**Task instructions**
Copy out the entries below precisely; nothing is to be omitted.

**Dataset entries on figures**
**********
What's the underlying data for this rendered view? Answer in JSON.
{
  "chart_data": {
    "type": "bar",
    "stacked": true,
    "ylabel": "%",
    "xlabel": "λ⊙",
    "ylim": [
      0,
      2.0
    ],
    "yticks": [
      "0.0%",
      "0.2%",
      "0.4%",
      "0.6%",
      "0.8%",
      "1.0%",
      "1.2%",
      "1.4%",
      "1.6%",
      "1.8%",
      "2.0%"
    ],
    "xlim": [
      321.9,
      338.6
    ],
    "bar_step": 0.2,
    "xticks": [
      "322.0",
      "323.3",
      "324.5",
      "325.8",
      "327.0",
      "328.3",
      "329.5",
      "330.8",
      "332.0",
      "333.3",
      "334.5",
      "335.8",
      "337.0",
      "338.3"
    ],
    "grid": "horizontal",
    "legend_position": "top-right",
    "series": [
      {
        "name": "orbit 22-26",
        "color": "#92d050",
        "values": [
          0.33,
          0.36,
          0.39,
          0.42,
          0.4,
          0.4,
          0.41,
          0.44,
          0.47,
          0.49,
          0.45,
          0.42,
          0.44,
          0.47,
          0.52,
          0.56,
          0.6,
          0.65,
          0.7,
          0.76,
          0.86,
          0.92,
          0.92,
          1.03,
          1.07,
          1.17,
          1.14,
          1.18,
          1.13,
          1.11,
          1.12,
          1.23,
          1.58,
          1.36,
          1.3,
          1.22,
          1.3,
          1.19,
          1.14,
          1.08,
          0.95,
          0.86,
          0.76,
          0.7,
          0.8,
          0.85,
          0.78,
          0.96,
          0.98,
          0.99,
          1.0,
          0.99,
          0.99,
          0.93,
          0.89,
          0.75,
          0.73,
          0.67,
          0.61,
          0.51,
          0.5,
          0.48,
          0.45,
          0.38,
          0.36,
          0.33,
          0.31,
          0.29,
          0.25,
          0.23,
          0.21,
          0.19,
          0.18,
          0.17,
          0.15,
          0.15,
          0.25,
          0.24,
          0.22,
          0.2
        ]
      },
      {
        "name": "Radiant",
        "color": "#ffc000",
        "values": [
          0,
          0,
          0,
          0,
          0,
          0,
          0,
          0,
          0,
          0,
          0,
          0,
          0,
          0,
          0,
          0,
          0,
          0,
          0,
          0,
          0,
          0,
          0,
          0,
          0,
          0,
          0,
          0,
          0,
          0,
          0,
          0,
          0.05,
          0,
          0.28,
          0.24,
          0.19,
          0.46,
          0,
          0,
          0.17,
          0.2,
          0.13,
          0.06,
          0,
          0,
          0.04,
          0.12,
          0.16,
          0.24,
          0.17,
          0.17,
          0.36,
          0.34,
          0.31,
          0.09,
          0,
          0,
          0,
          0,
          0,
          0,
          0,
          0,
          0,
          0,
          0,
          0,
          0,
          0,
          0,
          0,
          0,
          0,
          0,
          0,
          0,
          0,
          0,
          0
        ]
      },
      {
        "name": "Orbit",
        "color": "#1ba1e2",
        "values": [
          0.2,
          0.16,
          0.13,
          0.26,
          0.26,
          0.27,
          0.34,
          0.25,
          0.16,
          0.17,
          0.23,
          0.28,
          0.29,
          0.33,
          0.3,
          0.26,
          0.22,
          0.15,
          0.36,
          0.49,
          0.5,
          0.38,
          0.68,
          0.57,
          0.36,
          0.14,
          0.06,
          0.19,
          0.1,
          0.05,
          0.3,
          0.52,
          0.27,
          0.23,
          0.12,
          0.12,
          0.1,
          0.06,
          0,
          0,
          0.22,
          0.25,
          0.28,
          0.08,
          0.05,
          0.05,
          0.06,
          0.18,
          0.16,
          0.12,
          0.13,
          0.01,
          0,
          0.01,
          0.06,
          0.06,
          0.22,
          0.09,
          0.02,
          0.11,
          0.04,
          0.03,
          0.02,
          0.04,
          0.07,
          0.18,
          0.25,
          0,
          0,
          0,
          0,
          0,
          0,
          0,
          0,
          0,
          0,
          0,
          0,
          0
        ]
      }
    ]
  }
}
**********
**Full solution**
What's the underlying data for this rendered view? Answer in JSON.
{
  "chart_data": {
    "type": "bar",
    "stacked": true,
    "ylabel": "%",
    "xlabel": "λ⊙",
    "ylim": [
      0,
      2.0
    ],
    "yticks": [
      "0.0%",
      "0.2%",
      "0.4%",
      "0.6%",
      "0.8%",
      "1.0%",
      "1.2%",
      "1.4%",
      "1.6%",
      "1.8%",
      "2.0%"
    ],
    "xlim": [
      321.9,
      338.6
    ],
    "bar_step": 0.2,
    "xticks": [
      "322.0",
      "323.3",
      "324.5",
      "325.8",
      "327.0",
      "328.3",
      "329.5",
      "330.8",
      "332.0",
      "333.3",
      "334.5",
      "335.8",
      "337.0",
      "338.3"
    ],
    "grid": "horizontal",
    "legend_position": "top-right",
    "series": [
      {
        "name": "orbit 22-26",
        "color": "#92d050",
        "values": [
          0.33,
          0.36,
          0.39,
          0.42,
          0.4,
          0.4,
          0.41,
          0.44,
          0.47,
          0.49,
          0.45,
          0.42,
          0.44,
          0.47,
          0.52,
          0.56,
          0.6,
          0.65,
          0.7,
          0.76,
          0.86,
          0.92,
          0.92,
          1.03,
          1.07,
          1.17,
          1.14,
          1.18,
          1.13,
          1.11,
          1.12,
          1.23,
          1.58,
          1.36,
          1.3,
          1.22,
          1.3,
          1.19,
          1.14,
          1.08,
          0.95,
          0.86,
          0.76,
          0.7,
          0.8,
          0.85,
          0.78,
          0.96,
          0.98,
          0.99,
          1.0,
          0.99,
          0.99,
          0.93,
          0.89,
          0.75,
          0.73,
          0.67,
          0.61,
          0.51,
          0.5,
          0.48,
          0.45,
          0.38,
          0.36,
          0.33,
          0.31,
          0.29,
          0.25,
          0.23,
          0.21,
          0.19,
          0.18,
          0.17,
          0.15,
          0.15,
          0.25,
          0.24,
          0.22,
          0.2
        ]
      },
      {
        "name": "Radiant",
        "color": "#ffc000",
        "values": [
          0,
          0,
          0,
          0,
          0,
          0,
          0,
          0,
          0,
          0,
          0,
          0,
          0,
          0,
          0,
          0,
          0,
          0,
          0,
          0,
          0,
          0,
          0,
          0,
          0,
          0,
          0,
          0,
          0,
          0,
          0,
          0,
          0.05,
          0,
          0.28,
          0.24,
          0.19,
          0.46,
          0,
          0,
          0.17,
          0.2,
          0.13,
          0.06,
          0,
          0,
          0.04,
          0.12,
          0.16,
          0.24,
          0.17,
          0.17,
          0.36,
          0.34,
          0.31,
          0.09,
          0,
          0,
          0,
          0,
          0,
          0,
          0,
          0,
          0,
          0,
          0,
          0,
          0,
          0,
          0,
          0,
          0,
          0,
          0,
          0,
          0,
          0,
          0,
          0
        ]
      },
      {
        "name": "Orbit",
        "color": "#1ba1e2",
        "values": [
          0.2,
          0.16,
          0.13,
          0.26,
          0.26,
          0.27,
          0.34,
          0.25,
          0.16,
          0.17,
          0.23,
          0.28,
          0.29,
          0.33,
          0.3,
          0.26,
          0.22,
          0.15,
          0.36,
          0.49,
          0.5,
          0.38,
          0.68,
          0.57,
          0.36,
          0.14,
          0.06,
          0.19,
          0.1,
          0.05,
          0.3,
          0.52,
          0.27,
          0.23,
          0.12,
          0.12,
          0.1,
          0.06,
          0,
          0,
          0.22,
          0.25,
          0.28,
          0.08,
          0.05,
          0.05,
          0.06,
          0.18,
          0.16,
          0.12,
          0.13,
          0.01,
          0,
          0.01,
          0.06,
          0.06,
          0.22,
          0.09,
          0.02,
          0.11,
          0.04,
          0.03,
          0.02,
          0.04,
          0.07,
          0.18,
          0.25,
          0,
          0,
          0,
          0,
          0,
          0,
          0,
          0,
          0,
          0,
          0,
          0,
          0
        ]
      }
    ]
  }
}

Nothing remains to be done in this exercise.